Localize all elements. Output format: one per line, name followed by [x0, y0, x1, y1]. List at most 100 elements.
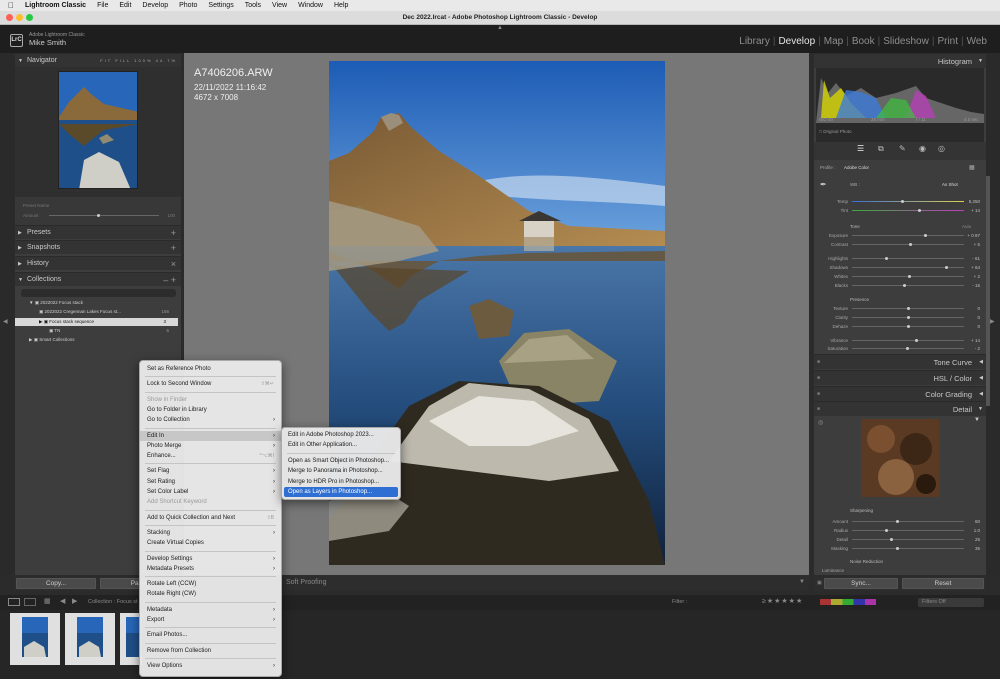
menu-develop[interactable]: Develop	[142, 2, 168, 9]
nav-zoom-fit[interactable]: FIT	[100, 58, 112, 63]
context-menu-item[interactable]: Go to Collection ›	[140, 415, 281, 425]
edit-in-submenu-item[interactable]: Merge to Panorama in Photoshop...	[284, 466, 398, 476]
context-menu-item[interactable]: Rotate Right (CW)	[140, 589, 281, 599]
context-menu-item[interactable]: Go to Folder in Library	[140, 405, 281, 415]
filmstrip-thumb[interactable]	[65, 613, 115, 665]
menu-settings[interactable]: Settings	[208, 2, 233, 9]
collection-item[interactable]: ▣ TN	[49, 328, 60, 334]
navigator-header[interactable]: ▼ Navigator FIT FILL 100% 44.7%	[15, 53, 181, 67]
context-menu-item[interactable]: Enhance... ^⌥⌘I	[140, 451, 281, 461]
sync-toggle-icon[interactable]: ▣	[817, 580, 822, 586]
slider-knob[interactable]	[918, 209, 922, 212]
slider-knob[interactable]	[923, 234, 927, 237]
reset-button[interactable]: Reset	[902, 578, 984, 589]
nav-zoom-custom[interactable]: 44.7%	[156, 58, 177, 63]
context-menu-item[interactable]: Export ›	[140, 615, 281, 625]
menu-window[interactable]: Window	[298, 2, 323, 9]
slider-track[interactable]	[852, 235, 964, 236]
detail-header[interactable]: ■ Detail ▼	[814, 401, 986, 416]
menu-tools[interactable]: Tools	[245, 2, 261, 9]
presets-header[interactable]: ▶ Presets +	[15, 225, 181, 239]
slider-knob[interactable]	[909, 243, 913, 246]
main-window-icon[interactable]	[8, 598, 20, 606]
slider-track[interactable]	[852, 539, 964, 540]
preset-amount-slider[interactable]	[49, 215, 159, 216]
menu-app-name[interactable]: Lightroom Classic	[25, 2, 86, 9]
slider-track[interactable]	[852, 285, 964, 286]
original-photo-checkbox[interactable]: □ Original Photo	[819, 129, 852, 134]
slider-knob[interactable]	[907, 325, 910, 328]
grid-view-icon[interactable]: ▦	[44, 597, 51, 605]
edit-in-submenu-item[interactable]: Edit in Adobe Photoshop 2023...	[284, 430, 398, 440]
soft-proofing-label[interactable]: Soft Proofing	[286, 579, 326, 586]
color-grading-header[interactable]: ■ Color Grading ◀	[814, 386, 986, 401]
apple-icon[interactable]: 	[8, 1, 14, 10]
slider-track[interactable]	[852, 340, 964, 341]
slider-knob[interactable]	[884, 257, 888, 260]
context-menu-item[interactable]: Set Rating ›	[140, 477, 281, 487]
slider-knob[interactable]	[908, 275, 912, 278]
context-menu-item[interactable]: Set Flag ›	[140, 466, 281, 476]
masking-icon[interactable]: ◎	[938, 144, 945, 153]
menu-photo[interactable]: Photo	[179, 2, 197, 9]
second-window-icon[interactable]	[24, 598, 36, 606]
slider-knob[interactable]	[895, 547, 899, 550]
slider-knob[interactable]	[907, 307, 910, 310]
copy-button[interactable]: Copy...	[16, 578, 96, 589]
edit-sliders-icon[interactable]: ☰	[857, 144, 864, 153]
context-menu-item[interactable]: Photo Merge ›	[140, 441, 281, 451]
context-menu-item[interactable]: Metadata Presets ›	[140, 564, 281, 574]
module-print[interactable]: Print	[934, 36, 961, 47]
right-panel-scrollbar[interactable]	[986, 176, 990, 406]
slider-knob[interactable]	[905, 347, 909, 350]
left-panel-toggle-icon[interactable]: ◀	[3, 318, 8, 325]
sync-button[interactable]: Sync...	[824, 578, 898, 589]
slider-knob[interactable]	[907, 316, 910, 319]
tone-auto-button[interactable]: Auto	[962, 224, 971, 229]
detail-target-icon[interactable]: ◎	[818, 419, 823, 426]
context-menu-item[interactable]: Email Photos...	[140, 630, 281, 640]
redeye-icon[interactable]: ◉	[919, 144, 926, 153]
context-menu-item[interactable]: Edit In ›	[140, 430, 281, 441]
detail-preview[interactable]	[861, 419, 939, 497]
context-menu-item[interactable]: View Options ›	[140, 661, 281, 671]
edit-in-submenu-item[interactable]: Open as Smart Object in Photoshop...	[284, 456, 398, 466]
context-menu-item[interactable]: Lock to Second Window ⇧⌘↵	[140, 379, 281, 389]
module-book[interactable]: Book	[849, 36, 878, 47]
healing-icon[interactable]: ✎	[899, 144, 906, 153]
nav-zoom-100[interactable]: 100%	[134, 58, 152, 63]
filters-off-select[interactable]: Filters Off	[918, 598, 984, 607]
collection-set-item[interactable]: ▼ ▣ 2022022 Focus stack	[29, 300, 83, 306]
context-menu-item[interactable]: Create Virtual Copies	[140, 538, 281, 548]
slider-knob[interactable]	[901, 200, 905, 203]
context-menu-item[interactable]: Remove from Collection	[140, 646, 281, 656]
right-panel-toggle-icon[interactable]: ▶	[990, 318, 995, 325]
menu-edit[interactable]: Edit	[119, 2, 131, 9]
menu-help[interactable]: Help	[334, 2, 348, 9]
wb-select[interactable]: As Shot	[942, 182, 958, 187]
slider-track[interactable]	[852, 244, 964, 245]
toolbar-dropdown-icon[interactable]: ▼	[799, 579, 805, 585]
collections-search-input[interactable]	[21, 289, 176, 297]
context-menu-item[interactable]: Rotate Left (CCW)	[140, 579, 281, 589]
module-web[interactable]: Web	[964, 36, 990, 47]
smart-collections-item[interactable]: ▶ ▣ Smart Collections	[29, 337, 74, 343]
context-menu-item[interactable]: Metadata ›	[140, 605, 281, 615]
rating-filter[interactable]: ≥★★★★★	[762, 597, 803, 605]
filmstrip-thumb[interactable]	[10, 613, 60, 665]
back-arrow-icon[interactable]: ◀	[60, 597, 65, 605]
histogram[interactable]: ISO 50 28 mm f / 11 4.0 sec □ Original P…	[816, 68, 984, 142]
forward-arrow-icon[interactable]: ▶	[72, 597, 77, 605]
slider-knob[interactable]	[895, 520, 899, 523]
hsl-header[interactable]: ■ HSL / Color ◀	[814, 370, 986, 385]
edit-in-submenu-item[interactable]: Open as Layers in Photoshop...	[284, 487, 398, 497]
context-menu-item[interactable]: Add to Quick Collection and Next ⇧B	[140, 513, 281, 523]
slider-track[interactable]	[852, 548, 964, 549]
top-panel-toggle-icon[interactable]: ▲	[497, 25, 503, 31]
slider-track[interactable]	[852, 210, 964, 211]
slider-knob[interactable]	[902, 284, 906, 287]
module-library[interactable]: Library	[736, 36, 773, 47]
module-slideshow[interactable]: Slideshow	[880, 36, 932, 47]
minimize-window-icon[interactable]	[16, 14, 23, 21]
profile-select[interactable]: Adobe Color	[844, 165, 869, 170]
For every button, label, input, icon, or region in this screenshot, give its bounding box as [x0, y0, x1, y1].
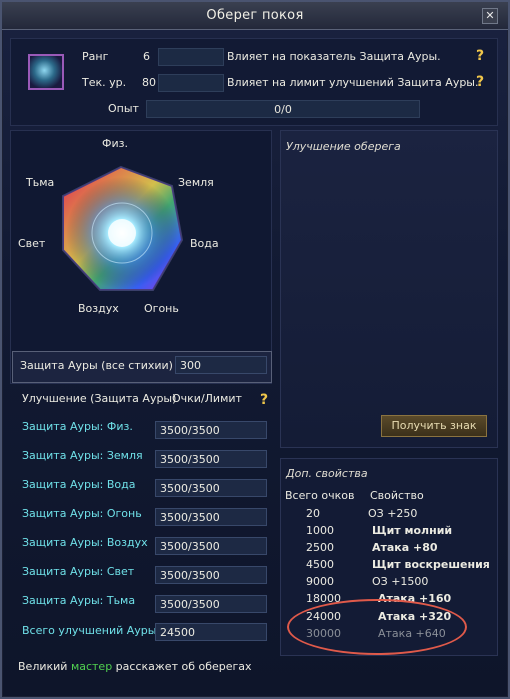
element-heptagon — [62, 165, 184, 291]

───

▶ Exercise directions:
How many lines in the entries above contain the string "name"? Case counts; reply with the number only.

▶ Output:
2